• WHAT THIS TASK INVOLVES
Each line that holds the word "xlabel" is to be identified and copied.

— Start of INPUT —

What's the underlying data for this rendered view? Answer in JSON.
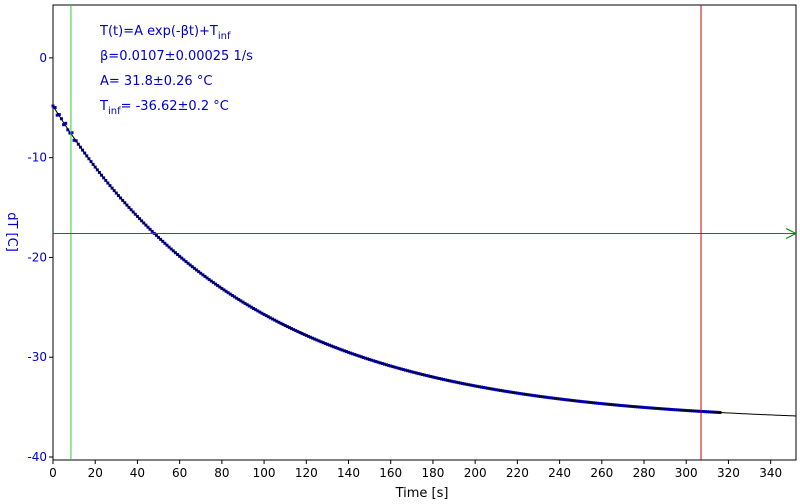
{
  "chart_data": {
    "type": "scatter",
    "title": "",
    "xlabel": "Time [s]",
    "ylabel": "dT [C]",
    "xlim": [
      0,
      352
    ],
    "ylim": [
      -40.3,
      5.3
    ],
    "x_ticks": [
      0,
      20,
      40,
      60,
      80,
      100,
      120,
      140,
      160,
      180,
      200,
      220,
      240,
      260,
      280,
      300,
      320,
      340
    ],
    "y_ticks": [
      0,
      -10,
      -20,
      -30,
      -40
    ],
    "grid": false,
    "colors": {
      "data": "#0000cc",
      "fit": "#000000",
      "axis_text": "#0000cc",
      "x_text": "#000000",
      "cursor_vertical_left": "#33cc33",
      "cursor_horizontal": "#008800",
      "cursor_vertical_right": "#cc0000"
    },
    "fit_model": {
      "A": 31.8,
      "beta": 0.0107,
      "T_inf": -36.62
    },
    "data_range": {
      "x_start": 0,
      "x_end": 316
    },
    "cursors": {
      "vertical_left_x": 8.5,
      "horizontal_y": -17.6,
      "vertical_right_x": 307
    },
    "annotations": [
      {
        "main": "T(t)=A exp(-βt)+T",
        "sub": "inf",
        "after": ""
      },
      {
        "main": "β=0.0107±0.00025 1/s",
        "sub": "",
        "after": ""
      },
      {
        "main": "A= 31.8±0.26 °C",
        "sub": "",
        "after": ""
      },
      {
        "main": "T",
        "sub": "inf",
        "after": "= -36.62±0.2 °C"
      }
    ]
  }
}
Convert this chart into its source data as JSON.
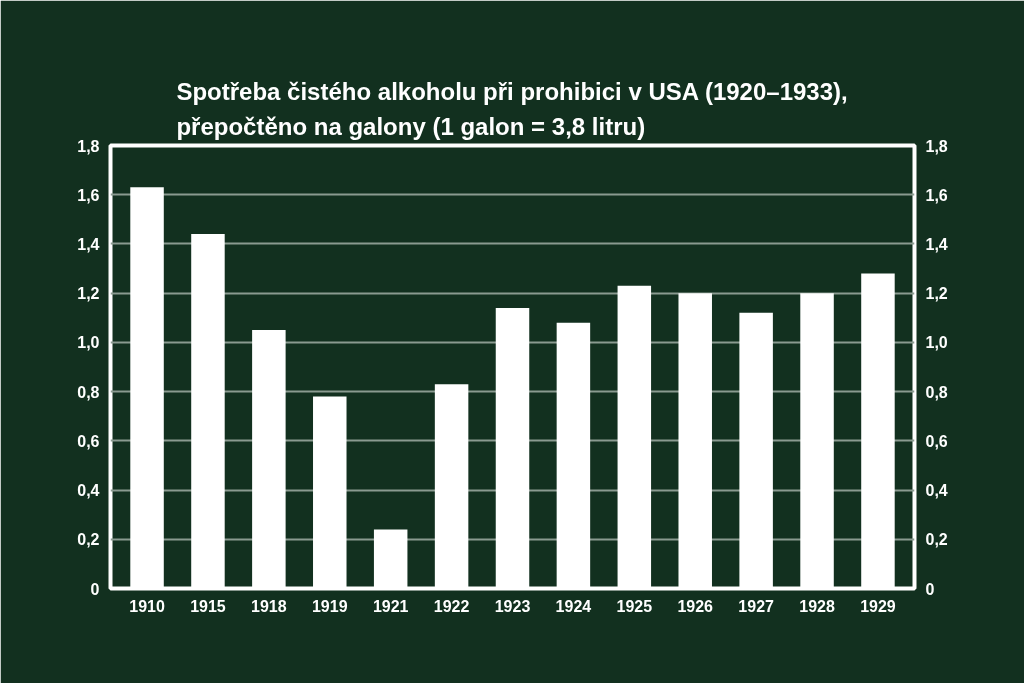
{
  "chart_data": {
    "type": "bar",
    "title": "Spotřeba čistého alkoholu při prohibici v USA (1920–1933),\npřepočtěno na galony (1 galon = 3,8 litru)",
    "categories": [
      "1910",
      "1915",
      "1918",
      "1919",
      "1921",
      "1922",
      "1923",
      "1924",
      "1925",
      "1926",
      "1927",
      "1928",
      "1929"
    ],
    "values": [
      1.63,
      1.44,
      1.05,
      0.78,
      0.24,
      0.83,
      1.14,
      1.08,
      1.23,
      1.2,
      1.12,
      1.2,
      1.28
    ],
    "color": "#ffffff",
    "ylim": [
      0,
      1.8
    ],
    "yticks": [
      0,
      {
        "value": 0.2,
        "label": "0,2"
      },
      {
        "value": 0.4,
        "label": "0,4"
      },
      {
        "value": 0.6,
        "label": "0,6"
      },
      {
        "value": 0.8,
        "label": "0,8"
      },
      {
        "value": 1.0,
        "label": "1,0"
      },
      {
        "value": 1.2,
        "label": "1,2"
      },
      {
        "value": 1.4,
        "label": "1,4"
      },
      {
        "value": 1.6,
        "label": "1,6"
      },
      {
        "value": 1.8,
        "label": "1,8"
      }
    ],
    "y2lim": [
      0,
      1.8
    ],
    "y2ticks": [
      0,
      {
        "value": 0.2,
        "label": "0,2"
      },
      {
        "value": 0.4,
        "label": "0,4"
      },
      {
        "value": 0.6,
        "label": "0,6"
      },
      {
        "value": 0.8,
        "label": "0,8"
      },
      {
        "value": 1.0,
        "label": "1,0"
      },
      {
        "value": 1.2,
        "label": "1,2"
      },
      {
        "value": 1.4,
        "label": "1,4"
      },
      {
        "value": 1.6,
        "label": "1,6"
      },
      {
        "value": 1.8,
        "label": "1,8"
      }
    ],
    "grid": "y"
  }
}
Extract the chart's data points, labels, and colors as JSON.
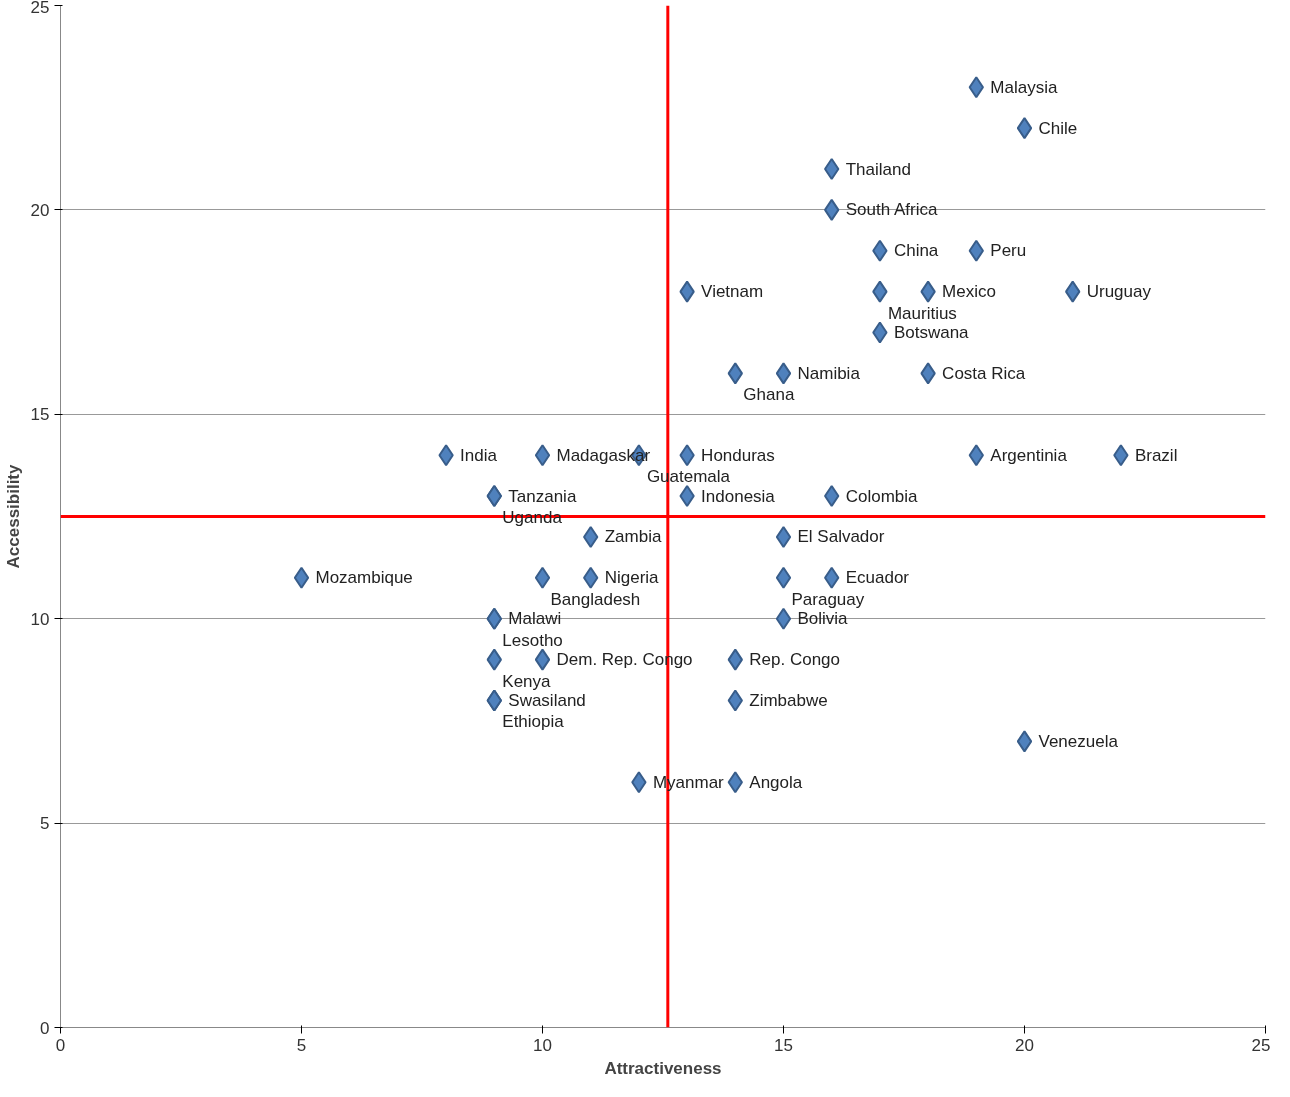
{
  "chart_data": {
    "type": "scatter",
    "xlabel": "Attractiveness",
    "ylabel": "Accessibility",
    "x": [
      19,
      20,
      16,
      16,
      17,
      19,
      13,
      17,
      18,
      21,
      17,
      14,
      15,
      18,
      8,
      10,
      12,
      13,
      19,
      22,
      9,
      9,
      13,
      16,
      11,
      15,
      5,
      10,
      11,
      15,
      16,
      9,
      9,
      15,
      9,
      10,
      14,
      9,
      9,
      14,
      20,
      12,
      14
    ],
    "series": [
      {
        "color": "#4f81bd",
        "values": [
          23,
          22,
          21,
          20,
          19,
          19,
          18,
          18,
          18,
          18,
          17,
          16,
          16,
          16,
          14,
          14,
          14,
          14,
          14,
          14,
          13,
          13,
          13,
          13,
          12,
          12,
          11,
          11,
          11,
          11,
          11,
          10,
          10,
          10,
          9,
          9,
          9,
          8,
          8,
          8,
          7,
          6,
          6
        ]
      }
    ],
    "annotations": [
      {
        "text": "Malaysia",
        "x": 19,
        "y": 23
      },
      {
        "text": "Chile",
        "x": 20,
        "y": 22
      },
      {
        "text": "Thailand",
        "x": 16,
        "y": 21
      },
      {
        "text": "South Africa",
        "x": 16,
        "y": 20
      },
      {
        "text": "China",
        "x": 17,
        "y": 19
      },
      {
        "text": "Peru",
        "x": 19,
        "y": 19
      },
      {
        "text": "Vietnam",
        "x": 13,
        "y": 18
      },
      {
        "text": "Mauritius",
        "x": 17,
        "y": 18
      },
      {
        "text": "Mexico",
        "x": 18,
        "y": 18
      },
      {
        "text": "Uruguay",
        "x": 21,
        "y": 18
      },
      {
        "text": "Botswana",
        "x": 17,
        "y": 17
      },
      {
        "text": "Ghana",
        "x": 14,
        "y": 16
      },
      {
        "text": "Namibia",
        "x": 15,
        "y": 16
      },
      {
        "text": "Costa Rica",
        "x": 18,
        "y": 16
      },
      {
        "text": "India",
        "x": 8,
        "y": 14
      },
      {
        "text": "Madagaskar",
        "x": 10,
        "y": 14
      },
      {
        "text": "Guatemala",
        "x": 12,
        "y": 14
      },
      {
        "text": "Honduras",
        "x": 13,
        "y": 14
      },
      {
        "text": "Argentinia",
        "x": 19,
        "y": 14
      },
      {
        "text": "Brazil",
        "x": 22,
        "y": 14
      },
      {
        "text": "Tanzania",
        "x": 9,
        "y": 13
      },
      {
        "text": "Uganda",
        "x": 9,
        "y": 13
      },
      {
        "text": "Indonesia",
        "x": 13,
        "y": 13
      },
      {
        "text": "Colombia",
        "x": 16,
        "y": 13
      },
      {
        "text": "Zambia",
        "x": 11,
        "y": 12
      },
      {
        "text": "El Salvador",
        "x": 15,
        "y": 12
      },
      {
        "text": "Mozambique",
        "x": 5,
        "y": 11
      },
      {
        "text": "Bangladesh",
        "x": 10,
        "y": 11
      },
      {
        "text": "Nigeria",
        "x": 11,
        "y": 11
      },
      {
        "text": "Paraguay",
        "x": 15,
        "y": 11
      },
      {
        "text": "Ecuador",
        "x": 16,
        "y": 11
      },
      {
        "text": "Malawi",
        "x": 9,
        "y": 10
      },
      {
        "text": "Lesotho",
        "x": 9,
        "y": 10
      },
      {
        "text": "Bolivia",
        "x": 15,
        "y": 10
      },
      {
        "text": "Kenya",
        "x": 9,
        "y": 9
      },
      {
        "text": "Dem. Rep. Congo",
        "x": 10,
        "y": 9
      },
      {
        "text": "Rep. Congo",
        "x": 14,
        "y": 9
      },
      {
        "text": "Swasiland",
        "x": 9,
        "y": 8
      },
      {
        "text": "Ethiopia",
        "x": 9,
        "y": 8
      },
      {
        "text": "Zimbabwe",
        "x": 14,
        "y": 8
      },
      {
        "text": "Venezuela",
        "x": 20,
        "y": 7
      },
      {
        "text": "Myanmar",
        "x": 12,
        "y": 6
      },
      {
        "text": "Angola",
        "x": 14,
        "y": 6
      }
    ],
    "xlim": [
      0,
      25
    ],
    "ylim": [
      0,
      25
    ],
    "xticks": [
      0,
      5,
      10,
      15,
      20,
      25
    ],
    "yticks": [
      0,
      5,
      10,
      15,
      20,
      25
    ],
    "grid": "y",
    "marker": "diamond",
    "ref_lines": [
      {
        "axis": "x",
        "value": 12.6,
        "color": "#ff0000"
      },
      {
        "axis": "y",
        "value": 12.5,
        "color": "#ff0000"
      }
    ]
  }
}
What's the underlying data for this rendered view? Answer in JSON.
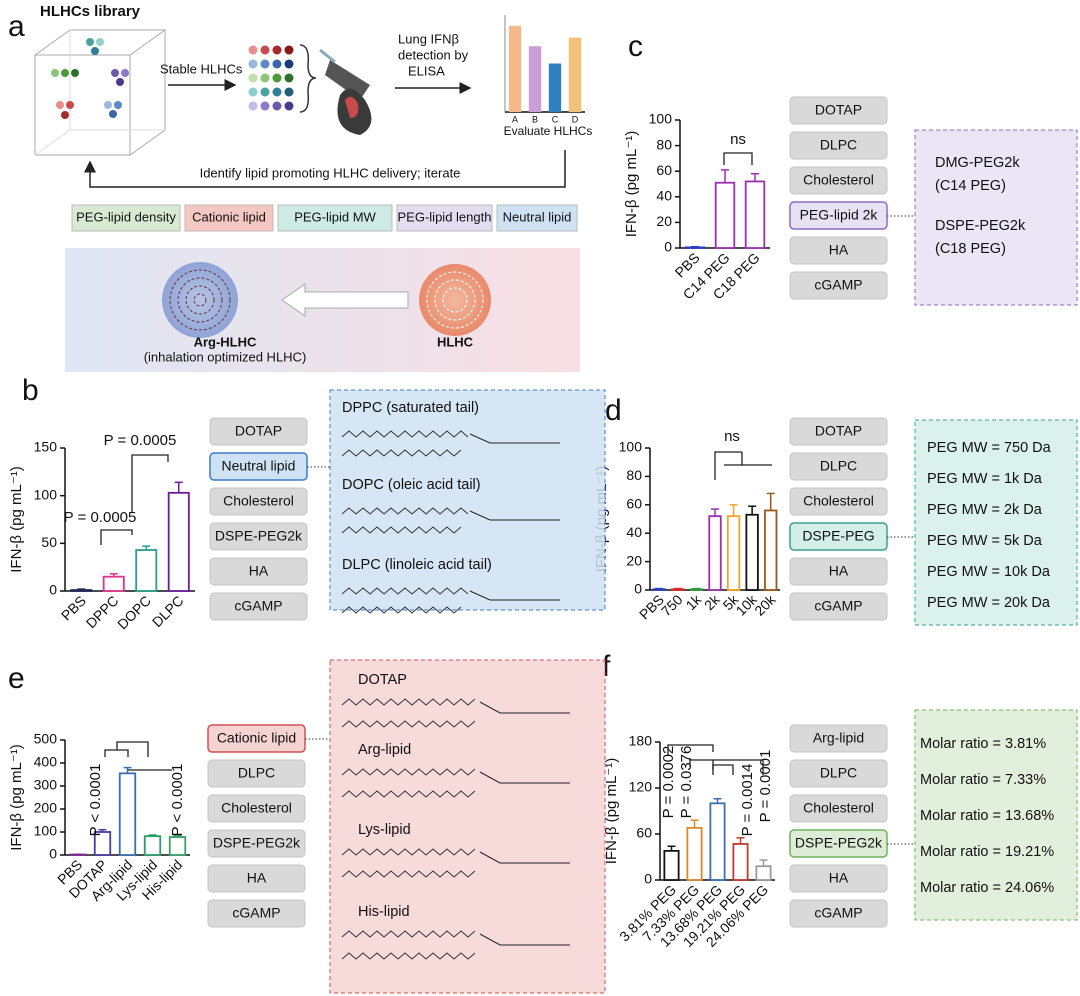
{
  "panel_labels": [
    "a",
    "b",
    "c",
    "d",
    "e",
    "f"
  ],
  "schematic": {
    "title": "HLHCs library",
    "stable": "Stable HLHCs",
    "elisa": [
      "Lung IFNβ",
      "detection by",
      "ELISA"
    ],
    "feedback": "Identify lipid promoting HLHC delivery; iterate",
    "tags": [
      "PEG-lipid density",
      "Cationic lipid",
      "PEG-lipid MW",
      "PEG-lipid length",
      "Neutral lipid"
    ],
    "tag_colors": [
      "#d9ead3",
      "#f4c7c3",
      "#cdeae5",
      "#e4dcf1",
      "#cfe2f3"
    ],
    "optimized": "Arg-HLHC",
    "optimized_note": "(inhalation optimized HLHC)",
    "start": "HLHC"
  },
  "chart_data": [
    {
      "type": "bar",
      "xlabel": "Evaluate HLHCs",
      "categories": [
        "A",
        "B",
        "C",
        "D"
      ],
      "values": [
        16,
        12.2,
        9,
        13.8
      ],
      "colors": [
        "#f5b98a",
        "#c9a0d6",
        "#2f7fc1",
        "#f2c27a"
      ],
      "ylim": [
        0,
        18
      ]
    },
    {
      "type": "bar",
      "ylabel": "IFN-β (pg mL⁻¹)",
      "categories": [
        "PBS",
        "DPPC",
        "DOPC",
        "DLPC"
      ],
      "values": [
        1,
        15,
        43,
        103
      ],
      "errors": [
        1,
        3,
        4,
        11
      ],
      "colors": [
        "#1f2a5a",
        "#e0338a",
        "#2a9d8f",
        "#6a1b9a"
      ],
      "ylim": [
        0,
        150
      ],
      "yticks": [
        0,
        50,
        100,
        150
      ],
      "annotations": [
        "P = 0.0005",
        "P = 0.0005"
      ]
    },
    {
      "type": "bar",
      "ylabel": "IFN-β (pg mL⁻¹)",
      "categories": [
        "PBS",
        "C14 PEG",
        "C18 PEG"
      ],
      "values": [
        0.5,
        51,
        52
      ],
      "errors": [
        0.5,
        10,
        6
      ],
      "colors": [
        "#2a3fbf",
        "#9b30b0",
        "#9b30b0"
      ],
      "ylim": [
        0,
        100
      ],
      "yticks": [
        0,
        20,
        40,
        60,
        80,
        100
      ],
      "annotations": [
        "ns"
      ]
    },
    {
      "type": "bar",
      "ylabel": "IFN-β (pg mL⁻¹)",
      "categories": [
        "PBS",
        "750",
        "1k",
        "2k",
        "5k",
        "10k",
        "20k"
      ],
      "values": [
        0.5,
        0.5,
        0.5,
        52,
        52,
        53,
        56
      ],
      "errors": [
        0.5,
        0.5,
        0.5,
        5,
        8,
        6,
        12
      ],
      "colors": [
        "#2a3fbf",
        "#d62828",
        "#2a9d3a",
        "#9b30b0",
        "#f4a22d",
        "#111111",
        "#9c5a1a"
      ],
      "ylim": [
        0,
        100
      ],
      "yticks": [
        0,
        20,
        40,
        60,
        80,
        100
      ],
      "annotations": [
        "ns"
      ]
    },
    {
      "type": "bar",
      "ylabel": "IFN-β (pg mL⁻¹)",
      "categories": [
        "PBS",
        "DOTAP",
        "Arg-lipid",
        "Lys-lipid",
        "His-lipid"
      ],
      "values": [
        2,
        100,
        355,
        82,
        78
      ],
      "errors": [
        1,
        10,
        25,
        5,
        6
      ],
      "colors": [
        "#7b2d8e",
        "#4b3aa0",
        "#3a6fb0",
        "#2a9d6a",
        "#3aa06a"
      ],
      "ylim": [
        0,
        500
      ],
      "yticks": [
        0,
        100,
        200,
        300,
        400,
        500
      ],
      "annotations": [
        "P < 0.0001",
        "P < 0.0001"
      ]
    },
    {
      "type": "bar",
      "ylabel": "IFN-β (pg mL⁻¹)",
      "categories": [
        "3.81% PEG",
        "7.33% PEG",
        "13.68% PEG",
        "19.21% PEG",
        "24.06% PEG"
      ],
      "values": [
        38,
        68,
        100,
        47,
        18
      ],
      "errors": [
        6,
        10,
        6,
        8,
        8
      ],
      "colors": [
        "#111111",
        "#d9892a",
        "#3a6fb0",
        "#c0392b",
        "#999999"
      ],
      "ylim": [
        0,
        180
      ],
      "yticks": [
        0,
        60,
        120,
        180
      ],
      "annotations": [
        "P = 0.0002",
        "P = 0.0376",
        "P = 0.0014",
        "P = 0.0001"
      ]
    }
  ],
  "formulations": [
    {
      "components": [
        "DOTAP",
        "Neutral lipid",
        "Cholesterol",
        "DSPE-PEG2k",
        "HA",
        "cGAMP"
      ],
      "highlight": 1,
      "color": "#cfe2f3",
      "border": "#3d7cc9",
      "info": [
        "DPPC (saturated tail)",
        "DOPC (oleic acid tail)",
        "DLPC (linoleic acid tail)"
      ]
    },
    {
      "components": [
        "DOTAP",
        "DLPC",
        "Cholesterol",
        "PEG-lipid 2k",
        "HA",
        "cGAMP"
      ],
      "highlight": 3,
      "color": "#e8e1f3",
      "border": "#8a6cc0",
      "info": [
        "DMG-PEG2k",
        "(C14 PEG)",
        "DSPE-PEG2k",
        "(C18 PEG)"
      ]
    },
    {
      "components": [
        "DOTAP",
        "DLPC",
        "Cholesterol",
        "DSPE-PEG",
        "HA",
        "cGAMP"
      ],
      "highlight": 3,
      "color": "#d4eee9",
      "border": "#3aa290",
      "info": [
        "PEG MW = 750 Da",
        "PEG MW = 1k Da",
        "PEG MW = 2k Da",
        "PEG MW = 5k Da",
        "PEG MW = 10k Da",
        "PEG MW = 20k Da"
      ]
    },
    {
      "components": [
        "Cationic lipid",
        "DLPC",
        "Cholesterol",
        "DSPE-PEG2k",
        "HA",
        "cGAMP"
      ],
      "highlight": 0,
      "color": "#f6d3d3",
      "border": "#d05050",
      "info": [
        "DOTAP",
        "Arg-lipid",
        "Lys-lipid",
        "His-lipid"
      ]
    },
    {
      "components": [
        "Arg-lipid",
        "DLPC",
        "Cholesterol",
        "DSPE-PEG2k",
        "HA",
        "cGAMP"
      ],
      "highlight": 3,
      "color": "#dcecd6",
      "border": "#6db35a",
      "info": [
        "Molar ratio = 3.81%",
        "Molar ratio = 7.33%",
        "Molar ratio = 13.68%",
        "Molar ratio = 19.21%",
        "Molar ratio = 24.06%"
      ]
    }
  ]
}
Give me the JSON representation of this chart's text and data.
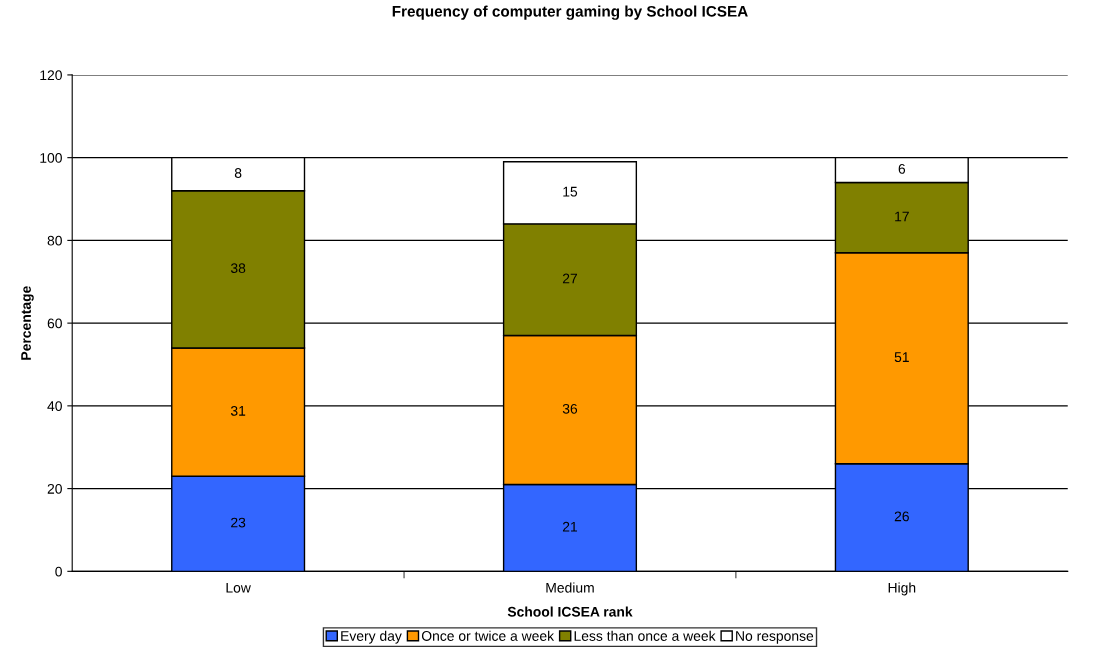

— End of INPUT —

• SOLUTION FOR THIS TASK
    "xlabel": "Time [s]",
    "xlabel": "Attractiveness",
      "xlabel": "Evaluate HLHCs",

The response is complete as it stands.